**Entries supplied**.
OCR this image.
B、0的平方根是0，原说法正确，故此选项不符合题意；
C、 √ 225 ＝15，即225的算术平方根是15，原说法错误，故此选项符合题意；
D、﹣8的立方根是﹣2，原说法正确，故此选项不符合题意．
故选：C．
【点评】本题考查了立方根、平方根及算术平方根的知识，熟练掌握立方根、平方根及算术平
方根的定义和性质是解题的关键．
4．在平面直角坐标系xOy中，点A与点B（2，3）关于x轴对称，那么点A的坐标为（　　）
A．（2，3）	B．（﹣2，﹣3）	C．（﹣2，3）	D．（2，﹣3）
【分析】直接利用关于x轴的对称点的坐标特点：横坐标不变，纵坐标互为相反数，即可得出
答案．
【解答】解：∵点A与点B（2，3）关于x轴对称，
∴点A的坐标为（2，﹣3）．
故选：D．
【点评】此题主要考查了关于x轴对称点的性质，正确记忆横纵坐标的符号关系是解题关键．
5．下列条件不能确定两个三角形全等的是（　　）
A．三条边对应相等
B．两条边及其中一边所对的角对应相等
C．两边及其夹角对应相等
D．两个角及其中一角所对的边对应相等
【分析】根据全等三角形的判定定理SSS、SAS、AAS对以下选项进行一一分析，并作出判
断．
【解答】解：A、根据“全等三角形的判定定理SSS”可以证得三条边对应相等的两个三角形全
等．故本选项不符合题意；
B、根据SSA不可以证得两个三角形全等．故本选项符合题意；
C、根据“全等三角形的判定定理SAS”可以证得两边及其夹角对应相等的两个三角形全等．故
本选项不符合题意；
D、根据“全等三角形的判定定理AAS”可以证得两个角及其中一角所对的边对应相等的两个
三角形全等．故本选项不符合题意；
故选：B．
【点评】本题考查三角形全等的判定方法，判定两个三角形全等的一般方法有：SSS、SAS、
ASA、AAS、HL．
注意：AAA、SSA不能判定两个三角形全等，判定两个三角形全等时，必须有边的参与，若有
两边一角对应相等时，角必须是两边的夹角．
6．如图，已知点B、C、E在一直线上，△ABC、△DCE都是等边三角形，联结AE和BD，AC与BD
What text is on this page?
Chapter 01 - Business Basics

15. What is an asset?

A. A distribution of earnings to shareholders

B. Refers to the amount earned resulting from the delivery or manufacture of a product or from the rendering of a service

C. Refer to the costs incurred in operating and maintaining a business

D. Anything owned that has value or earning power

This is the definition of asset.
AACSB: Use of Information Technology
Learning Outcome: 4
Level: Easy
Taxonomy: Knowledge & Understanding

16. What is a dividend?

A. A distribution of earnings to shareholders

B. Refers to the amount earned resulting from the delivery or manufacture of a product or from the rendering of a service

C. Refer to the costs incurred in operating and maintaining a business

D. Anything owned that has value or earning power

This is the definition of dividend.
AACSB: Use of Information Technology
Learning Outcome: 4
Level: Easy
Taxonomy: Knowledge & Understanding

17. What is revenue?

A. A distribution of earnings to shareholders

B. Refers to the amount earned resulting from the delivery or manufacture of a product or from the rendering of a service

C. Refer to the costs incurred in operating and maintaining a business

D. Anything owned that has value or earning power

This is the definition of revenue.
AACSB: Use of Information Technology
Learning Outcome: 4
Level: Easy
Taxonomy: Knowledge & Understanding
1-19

**Task to carry out**.
Return exactly the lines of the data, and only those, from the line with "What text is on this page?" through the last line, inclusive.

**Correct output**.
What text is on this page?
Chapter 01 - Business Basics

15. What is an asset?

A. A distribution of earnings to shareholders

B. Refers to the amount earned resulting from the delivery or manufacture of a product or from the rendering of a service

C. Refer to the costs incurred in operating and maintaining a business

D. Anything owned that has value or earning power

This is the definition of asset.
AACSB: Use of Information Technology
Learning Outcome: 4
Level: Easy
Taxonomy: Knowledge & Understanding

16. What is a dividend?

A. A distribution of earnings to shareholders

B. Refers to the amount earned resulting from the delivery or manufacture of a product or from the rendering of a service

C. Refer to the costs incurred in operating and maintaining a business

D. Anything owned that has value or earning power

This is the definition of dividend.
AACSB: Use of Information Technology
Learning Outcome: 4
Level: Easy
Taxonomy: Knowledge & Understanding

17. What is revenue?

A. A distribution of earnings to shareholders

B. Refers to the amount earned resulting from the delivery or manufacture of a product or from the rendering of a service

C. Refer to the costs incurred in operating and maintaining a business

D. Anything owned that has value or earning power

This is the definition of revenue.
AACSB: Use of Information Technology
Learning Outcome: 4
Level: Easy
Taxonomy: Knowledge & Understanding
1-19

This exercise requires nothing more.